(Extracted data entries)
··········

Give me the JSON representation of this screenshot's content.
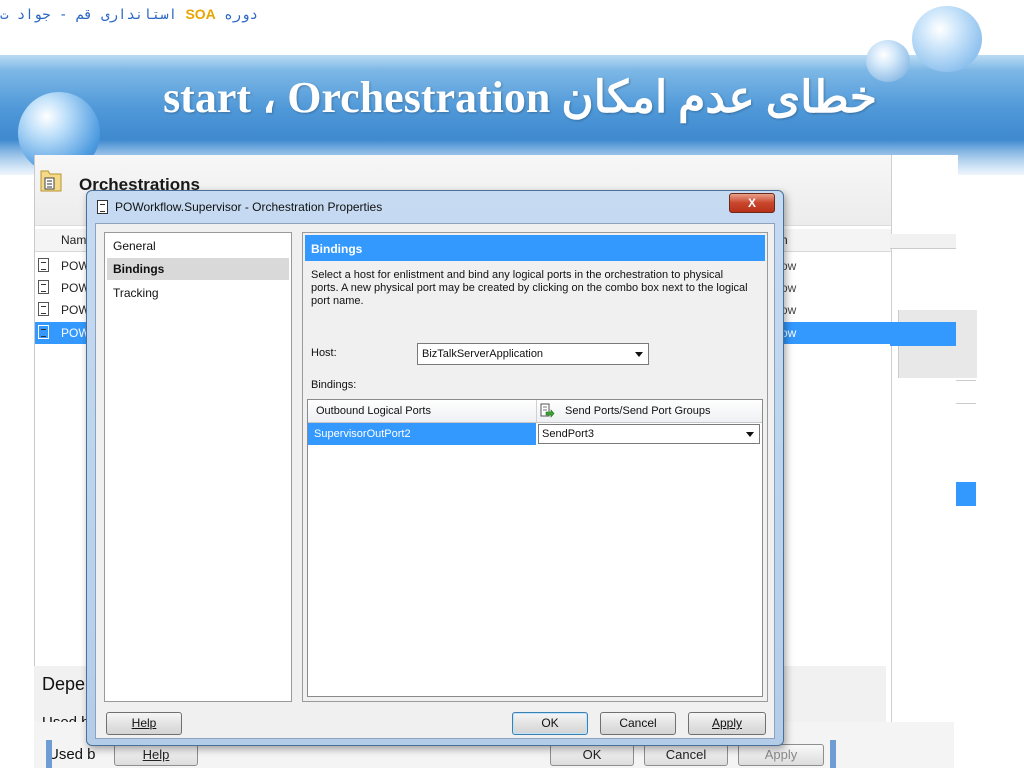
{
  "slide": {
    "ribbon_prefix": "دوره",
    "ribbon_soa": "SOA",
    "ribbon_suffix": "استانداری قم  -  جواد ت",
    "title": "خطای عدم امکان start ، Orchestration"
  },
  "background_window": {
    "title": "Orchestrations",
    "column_name": "Name",
    "column_right": "n",
    "rows": [
      {
        "name": "POW",
        "right": "ow",
        "selected": false
      },
      {
        "name": "POW",
        "right": "ow",
        "selected": false
      },
      {
        "name": "POW",
        "right": "ow",
        "selected": false
      },
      {
        "name": "POW",
        "right": "ow",
        "selected": true
      }
    ],
    "dependencies_title": "Depe",
    "used_by_1": "Used b",
    "used_by_2": "Used b",
    "help": "Help",
    "ok": "OK",
    "cancel": "Cancel",
    "apply": "Apply"
  },
  "dialog": {
    "title": "POWorkflow.Supervisor - Orchestration Properties",
    "close_label": "X",
    "nav": [
      {
        "label": "General",
        "selected": false
      },
      {
        "label": "Bindings",
        "selected": true
      },
      {
        "label": "Tracking",
        "selected": false
      }
    ],
    "section_header": "Bindings",
    "description": "Select a host for enlistment and bind any logical ports in the orchestration to physical ports. A new physical port may be created by clicking on the combo box next to the logical port name.",
    "host_label": "Host:",
    "host_value": "BizTalkServerApplication",
    "bindings_label": "Bindings:",
    "grid": {
      "col1": "Outbound Logical Ports",
      "col2": "Send Ports/Send Port Groups",
      "rows": [
        {
          "logical_port": "SupervisorOutPort2",
          "send_port": "SendPort3"
        }
      ]
    },
    "buttons": {
      "help": "Help",
      "ok": "OK",
      "cancel": "Cancel",
      "apply": "Apply"
    }
  },
  "colors": {
    "accent": "#3399ff",
    "band": "#4f98d8",
    "ribbon_text": "#2a66c4",
    "ribbon_soa": "#e8a400"
  }
}
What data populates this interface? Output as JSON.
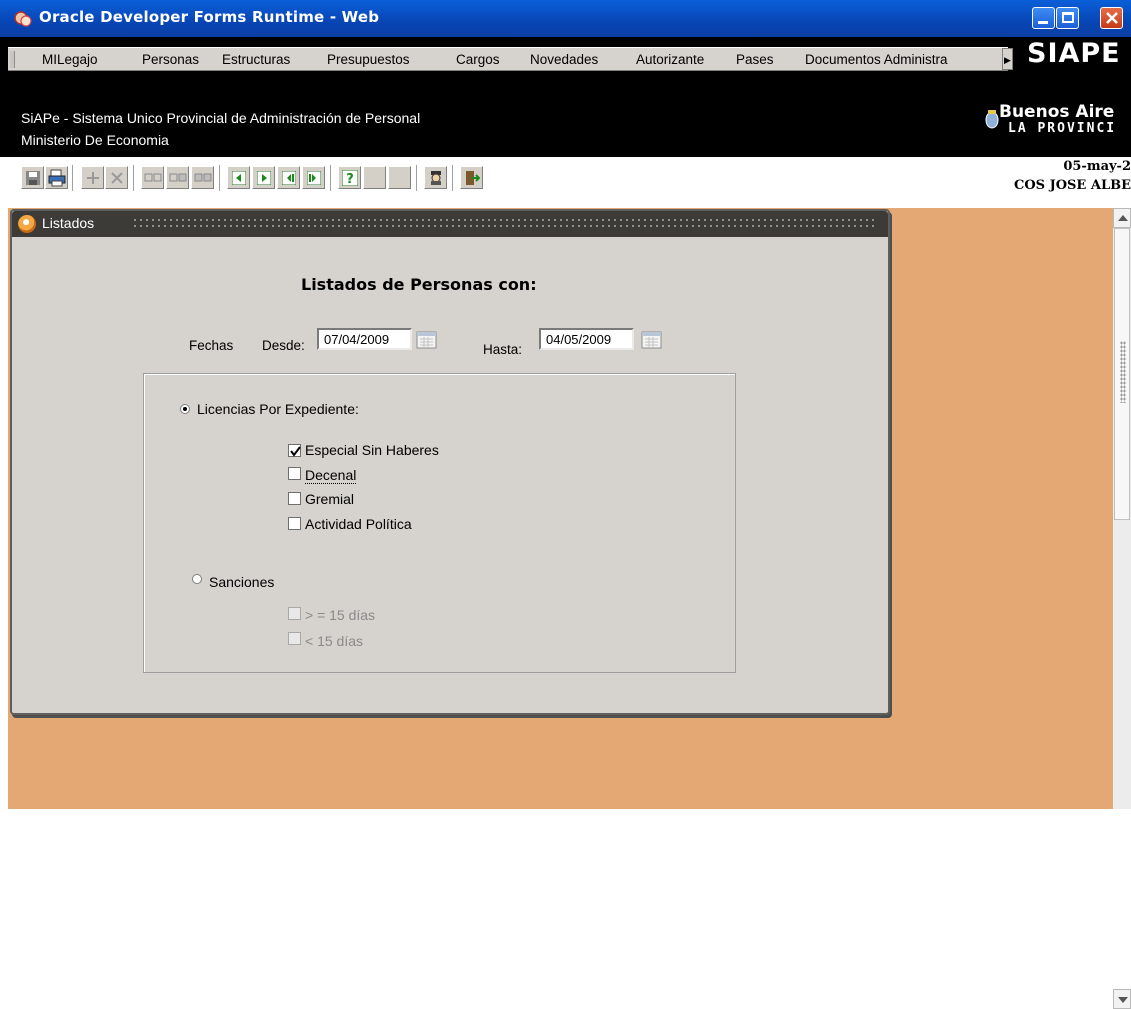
{
  "window": {
    "title": "Oracle Developer Forms Runtime - Web"
  },
  "menu": {
    "items": [
      {
        "label": "MILegajo"
      },
      {
        "label": "Personas"
      },
      {
        "label": "Estructuras"
      },
      {
        "label": "Presupuestos"
      },
      {
        "label": "Cargos"
      },
      {
        "label": "Novedades"
      },
      {
        "label": "Autorizante"
      },
      {
        "label": "Pases"
      },
      {
        "label": "Documentos Administra"
      }
    ],
    "brand": "SIAPE"
  },
  "header": {
    "line1": "SiAPe - Sistema Unico Provincial de Administración de Personal",
    "line2": "Ministerio De Economia",
    "logo_name": "Buenos Aire",
    "logo_sub": "LA PROVINCI"
  },
  "toolbar": {
    "date": "05-may-2",
    "user": "COS JOSE ALBE",
    "icons": [
      "save-icon",
      "print-icon",
      "insert-record-icon",
      "delete-record-icon",
      "block-icon",
      "block-icon",
      "block-icon",
      "prev-record-icon",
      "next-record-icon",
      "prev-block-icon",
      "next-block-icon",
      "help-icon",
      "query-icon",
      "exit-icon"
    ]
  },
  "form": {
    "window_title": "Listados",
    "heading": "Listados de Personas con:",
    "fechas_label": "Fechas",
    "desde_label": "Desde:",
    "desde_value": "07/04/2009",
    "hasta_label": "Hasta:",
    "hasta_value": "04/05/2009",
    "licencias": {
      "label": "Licencias Por Expediente:",
      "selected": true,
      "options": [
        {
          "label": "Especial Sin Haberes",
          "checked": true
        },
        {
          "label": "Decenal",
          "checked": false
        },
        {
          "label": "Gremial",
          "checked": false
        },
        {
          "label": "Actividad Política",
          "checked": false
        }
      ]
    },
    "sanciones": {
      "label": "Sanciones",
      "selected": false,
      "options": [
        {
          "label": "> = 15 días",
          "checked": false,
          "disabled": true
        },
        {
          "label": "< 15 días",
          "checked": false,
          "disabled": true
        }
      ]
    }
  },
  "colors": {
    "workspace": "#e3a873",
    "form_bg": "#d6d3ce",
    "titlebar": "#0845b5"
  }
}
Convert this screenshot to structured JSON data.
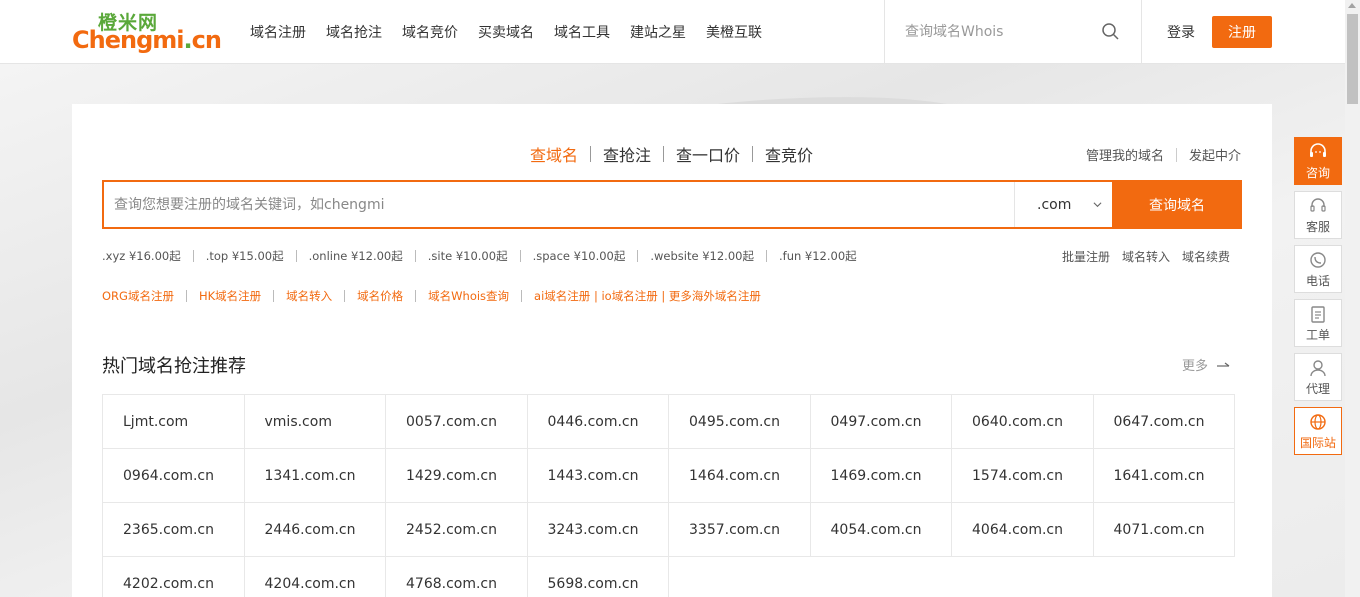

··········

- _Short problem_
Which lines include the word "JSON"? Copy every one of them.

- _Problem solution_
Give me the JSON representation of this screenshot's content.
What data populates this interface? Output as JSON.
Convert this screenshot to structured JSON data.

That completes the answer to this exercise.